**Exercise data**:

╔══

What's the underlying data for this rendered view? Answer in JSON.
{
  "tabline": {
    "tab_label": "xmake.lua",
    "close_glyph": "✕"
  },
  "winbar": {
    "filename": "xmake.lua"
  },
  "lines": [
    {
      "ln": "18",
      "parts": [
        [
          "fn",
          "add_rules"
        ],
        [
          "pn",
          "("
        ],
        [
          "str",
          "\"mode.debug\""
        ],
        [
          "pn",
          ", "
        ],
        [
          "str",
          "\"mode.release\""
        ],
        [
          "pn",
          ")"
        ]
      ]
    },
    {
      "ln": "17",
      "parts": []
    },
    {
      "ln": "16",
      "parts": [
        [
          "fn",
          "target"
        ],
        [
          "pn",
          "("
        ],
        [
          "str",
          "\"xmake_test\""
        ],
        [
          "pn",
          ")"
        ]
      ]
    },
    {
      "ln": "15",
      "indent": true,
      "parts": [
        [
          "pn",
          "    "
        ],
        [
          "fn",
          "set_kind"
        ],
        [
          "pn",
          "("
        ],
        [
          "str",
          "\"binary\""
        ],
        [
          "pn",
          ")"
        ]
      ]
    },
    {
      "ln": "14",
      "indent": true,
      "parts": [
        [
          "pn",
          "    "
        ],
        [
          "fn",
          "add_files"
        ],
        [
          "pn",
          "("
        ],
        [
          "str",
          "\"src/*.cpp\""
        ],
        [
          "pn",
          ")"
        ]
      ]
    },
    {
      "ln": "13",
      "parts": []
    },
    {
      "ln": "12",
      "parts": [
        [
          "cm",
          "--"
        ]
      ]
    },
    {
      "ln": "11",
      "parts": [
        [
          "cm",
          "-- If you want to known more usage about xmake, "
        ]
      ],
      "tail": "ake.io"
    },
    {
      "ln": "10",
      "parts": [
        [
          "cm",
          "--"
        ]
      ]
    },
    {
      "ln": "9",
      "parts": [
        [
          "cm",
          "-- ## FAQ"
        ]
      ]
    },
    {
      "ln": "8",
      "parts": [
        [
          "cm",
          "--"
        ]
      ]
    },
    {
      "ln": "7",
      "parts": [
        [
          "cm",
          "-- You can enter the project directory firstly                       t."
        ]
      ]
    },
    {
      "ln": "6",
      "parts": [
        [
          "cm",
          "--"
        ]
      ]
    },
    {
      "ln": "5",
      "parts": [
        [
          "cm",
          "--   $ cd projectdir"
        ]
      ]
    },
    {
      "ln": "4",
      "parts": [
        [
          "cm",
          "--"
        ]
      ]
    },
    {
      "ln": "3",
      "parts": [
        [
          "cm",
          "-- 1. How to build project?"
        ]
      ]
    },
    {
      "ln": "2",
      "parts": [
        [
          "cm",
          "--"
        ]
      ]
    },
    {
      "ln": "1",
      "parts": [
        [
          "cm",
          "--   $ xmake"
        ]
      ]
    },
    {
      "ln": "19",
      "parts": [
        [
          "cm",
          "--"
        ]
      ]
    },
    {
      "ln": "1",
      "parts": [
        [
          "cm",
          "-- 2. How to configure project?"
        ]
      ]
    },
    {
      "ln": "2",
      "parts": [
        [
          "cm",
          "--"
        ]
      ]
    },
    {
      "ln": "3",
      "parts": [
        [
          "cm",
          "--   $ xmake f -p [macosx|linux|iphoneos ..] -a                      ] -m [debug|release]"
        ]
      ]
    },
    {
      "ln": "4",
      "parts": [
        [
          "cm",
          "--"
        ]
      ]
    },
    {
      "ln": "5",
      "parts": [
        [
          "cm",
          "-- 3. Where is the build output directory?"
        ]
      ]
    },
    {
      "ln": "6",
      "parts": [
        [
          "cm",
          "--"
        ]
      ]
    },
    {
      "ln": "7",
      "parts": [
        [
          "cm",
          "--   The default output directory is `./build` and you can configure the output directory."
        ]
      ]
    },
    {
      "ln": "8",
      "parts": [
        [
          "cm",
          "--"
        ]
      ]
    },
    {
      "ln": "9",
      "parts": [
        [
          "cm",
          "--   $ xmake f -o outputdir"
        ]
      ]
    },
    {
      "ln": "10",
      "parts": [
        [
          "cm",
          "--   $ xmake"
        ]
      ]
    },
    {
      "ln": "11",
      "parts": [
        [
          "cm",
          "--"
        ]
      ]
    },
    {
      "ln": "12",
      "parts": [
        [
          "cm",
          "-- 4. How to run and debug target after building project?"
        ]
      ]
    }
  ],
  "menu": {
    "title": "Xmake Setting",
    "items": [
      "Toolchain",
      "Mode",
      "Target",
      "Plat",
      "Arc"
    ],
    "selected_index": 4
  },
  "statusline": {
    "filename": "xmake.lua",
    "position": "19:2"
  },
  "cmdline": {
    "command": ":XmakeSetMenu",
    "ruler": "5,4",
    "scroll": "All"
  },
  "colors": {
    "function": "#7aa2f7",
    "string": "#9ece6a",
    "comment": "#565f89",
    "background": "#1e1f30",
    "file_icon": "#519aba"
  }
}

╚══

**Written exercise**:
All of the entries should be written out again exactly.

**Answer for this exercise**:
What's the underlying data for this rendered view? Answer in JSON.
{
  "tabline": {
    "tab_label": "xmake.lua",
    "close_glyph": "✕"
  },
  "winbar": {
    "filename": "xmake.lua"
  },
  "lines": [
    {
      "ln": "18",
      "parts": [
        [
          "fn",
          "add_rules"
        ],
        [
          "pn",
          "("
        ],
        [
          "str",
          "\"mode.debug\""
        ],
        [
          "pn",
          ", "
        ],
        [
          "str",
          "\"mode.release\""
        ],
        [
          "pn",
          ")"
        ]
      ]
    },
    {
      "ln": "17",
      "parts": []
    },
    {
      "ln": "16",
      "parts": [
        [
          "fn",
          "target"
        ],
        [
          "pn",
          "("
        ],
        [
          "str",
          "\"xmake_test\""
        ],
        [
          "pn",
          ")"
        ]
      ]
    },
    {
      "ln": "15",
      "indent": true,
      "parts": [
        [
          "pn",
          "    "
        ],
        [
          "fn",
          "set_kind"
        ],
        [
          "pn",
          "("
        ],
        [
          "str",
          "\"binary\""
        ],
        [
          "pn",
          ")"
        ]
      ]
    },
    {
      "ln": "14",
      "indent": true,
      "parts": [
        [
          "pn",
          "    "
        ],
        [
          "fn",
          "add_files"
        ],
        [
          "pn",
          "("
        ],
        [
          "str",
          "\"src/*.cpp\""
        ],
        [
          "pn",
          ")"
        ]
      ]
    },
    {
      "ln": "13",
      "parts": []
    },
    {
      "ln": "12",
      "parts": [
        [
          "cm",
          "--"
        ]
      ]
    },
    {
      "ln": "11",
      "parts": [
        [
          "cm",
          "-- If you want to known more usage about xmake, "
        ]
      ],
      "tail": "ake.io"
    },
    {
      "ln": "10",
      "parts": [
        [
          "cm",
          "--"
        ]
      ]
    },
    {
      "ln": "9",
      "parts": [
        [
          "cm",
          "-- ## FAQ"
        ]
      ]
    },
    {
      "ln": "8",
      "parts": [
        [
          "cm",
          "--"
        ]
      ]
    },
    {
      "ln": "7",
      "parts": [
        [
          "cm",
          "-- You can enter the project directory firstly                       t."
        ]
      ]
    },
    {
      "ln": "6",
      "parts": [
        [
          "cm",
          "--"
        ]
      ]
    },
    {
      "ln": "5",
      "parts": [
        [
          "cm",
          "--   $ cd projectdir"
        ]
      ]
    },
    {
      "ln": "4",
      "parts": [
        [
          "cm",
          "--"
        ]
      ]
    },
    {
      "ln": "3",
      "parts": [
        [
          "cm",
          "-- 1. How to build project?"
        ]
      ]
    },
    {
      "ln": "2",
      "parts": [
        [
          "cm",
          "--"
        ]
      ]
    },
    {
      "ln": "1",
      "parts": [
        [
          "cm",
          "--   $ xmake"
        ]
      ]
    },
    {
      "ln": "19",
      "parts": [
        [
          "cm",
          "--"
        ]
      ]
    },
    {
      "ln": "1",
      "parts": [
        [
          "cm",
          "-- 2. How to configure project?"
        ]
      ]
    },
    {
      "ln": "2",
      "parts": [
        [
          "cm",
          "--"
        ]
      ]
    },
    {
      "ln": "3",
      "parts": [
        [
          "cm",
          "--   $ xmake f -p [macosx|linux|iphoneos ..] -a                      ] -m [debug|release]"
        ]
      ]
    },
    {
      "ln": "4",
      "parts": [
        [
          "cm",
          "--"
        ]
      ]
    },
    {
      "ln": "5",
      "parts": [
        [
          "cm",
          "-- 3. Where is the build output directory?"
        ]
      ]
    },
    {
      "ln": "6",
      "parts": [
        [
          "cm",
          "--"
        ]
      ]
    },
    {
      "ln": "7",
      "parts": [
        [
          "cm",
          "--   The default output directory is `./build` and you can configure the output directory."
        ]
      ]
    },
    {
      "ln": "8",
      "parts": [
        [
          "cm",
          "--"
        ]
      ]
    },
    {
      "ln": "9",
      "parts": [
        [
          "cm",
          "--   $ xmake f -o outputdir"
        ]
      ]
    },
    {
      "ln": "10",
      "parts": [
        [
          "cm",
          "--   $ xmake"
        ]
      ]
    },
    {
      "ln": "11",
      "parts": [
        [
          "cm",
          "--"
        ]
      ]
    },
    {
      "ln": "12",
      "parts": [
        [
          "cm",
          "-- 4. How to run and debug target after building project?"
        ]
      ]
    }
  ],
  "menu": {
    "title": "Xmake Setting",
    "items": [
      "Toolchain",
      "Mode",
      "Target",
      "Plat",
      "Arc"
    ],
    "selected_index": 4
  },
  "statusline": {
    "filename": "xmake.lua",
    "position": "19:2"
  },
  "cmdline": {
    "command": ":XmakeSetMenu",
    "ruler": "5,4",
    "scroll": "All"
  },
  "colors": {
    "function": "#7aa2f7",
    "string": "#9ece6a",
    "comment": "#565f89",
    "background": "#1e1f30",
    "file_icon": "#519aba"
  }
}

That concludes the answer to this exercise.